Records from a collection of figures:
⟨

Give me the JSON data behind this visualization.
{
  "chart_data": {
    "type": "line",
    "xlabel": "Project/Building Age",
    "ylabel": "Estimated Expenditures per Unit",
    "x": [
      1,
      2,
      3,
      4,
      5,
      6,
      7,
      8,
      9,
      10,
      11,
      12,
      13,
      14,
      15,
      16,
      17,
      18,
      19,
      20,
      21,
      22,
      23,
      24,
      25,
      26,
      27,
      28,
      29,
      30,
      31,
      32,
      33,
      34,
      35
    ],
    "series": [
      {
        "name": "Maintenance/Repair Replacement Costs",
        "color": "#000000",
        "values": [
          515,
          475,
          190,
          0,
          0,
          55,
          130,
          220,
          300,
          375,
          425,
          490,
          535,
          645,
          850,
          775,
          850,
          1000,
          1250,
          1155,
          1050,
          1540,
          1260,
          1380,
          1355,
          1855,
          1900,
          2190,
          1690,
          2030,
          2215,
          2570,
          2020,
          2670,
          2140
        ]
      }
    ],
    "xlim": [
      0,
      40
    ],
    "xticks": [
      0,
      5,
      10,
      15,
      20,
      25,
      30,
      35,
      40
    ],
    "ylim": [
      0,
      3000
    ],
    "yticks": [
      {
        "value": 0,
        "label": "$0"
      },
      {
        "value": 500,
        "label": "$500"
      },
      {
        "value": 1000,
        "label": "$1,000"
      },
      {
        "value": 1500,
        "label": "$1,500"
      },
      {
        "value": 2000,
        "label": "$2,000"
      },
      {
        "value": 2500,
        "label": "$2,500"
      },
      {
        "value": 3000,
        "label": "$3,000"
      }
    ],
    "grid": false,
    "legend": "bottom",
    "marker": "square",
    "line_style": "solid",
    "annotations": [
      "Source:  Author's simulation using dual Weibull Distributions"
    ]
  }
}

⟩

GIVEN TASK →
Write the listing out again, exactly as shown above.

FINISHED TASK →
Give me the JSON data behind this visualization.
{
  "chart_data": {
    "type": "line",
    "xlabel": "Project/Building Age",
    "ylabel": "Estimated Expenditures per Unit",
    "x": [
      1,
      2,
      3,
      4,
      5,
      6,
      7,
      8,
      9,
      10,
      11,
      12,
      13,
      14,
      15,
      16,
      17,
      18,
      19,
      20,
      21,
      22,
      23,
      24,
      25,
      26,
      27,
      28,
      29,
      30,
      31,
      32,
      33,
      34,
      35
    ],
    "series": [
      {
        "name": "Maintenance/Repair Replacement Costs",
        "color": "#000000",
        "values": [
          515,
          475,
          190,
          0,
          0,
          55,
          130,
          220,
          300,
          375,
          425,
          490,
          535,
          645,
          850,
          775,
          850,
          1000,
          1250,
          1155,
          1050,
          1540,
          1260,
          1380,
          1355,
          1855,
          1900,
          2190,
          1690,
          2030,
          2215,
          2570,
          2020,
          2670,
          2140
        ]
      }
    ],
    "xlim": [
      0,
      40
    ],
    "xticks": [
      0,
      5,
      10,
      15,
      20,
      25,
      30,
      35,
      40
    ],
    "ylim": [
      0,
      3000
    ],
    "yticks": [
      {
        "value": 0,
        "label": "$0"
      },
      {
        "value": 500,
        "label": "$500"
      },
      {
        "value": 1000,
        "label": "$1,000"
      },
      {
        "value": 1500,
        "label": "$1,500"
      },
      {
        "value": 2000,
        "label": "$2,000"
      },
      {
        "value": 2500,
        "label": "$2,500"
      },
      {
        "value": 3000,
        "label": "$3,000"
      }
    ],
    "grid": false,
    "legend": "bottom",
    "marker": "square",
    "line_style": "solid",
    "annotations": [
      "Source:  Author's simulation using dual Weibull Distributions"
    ]
  }
}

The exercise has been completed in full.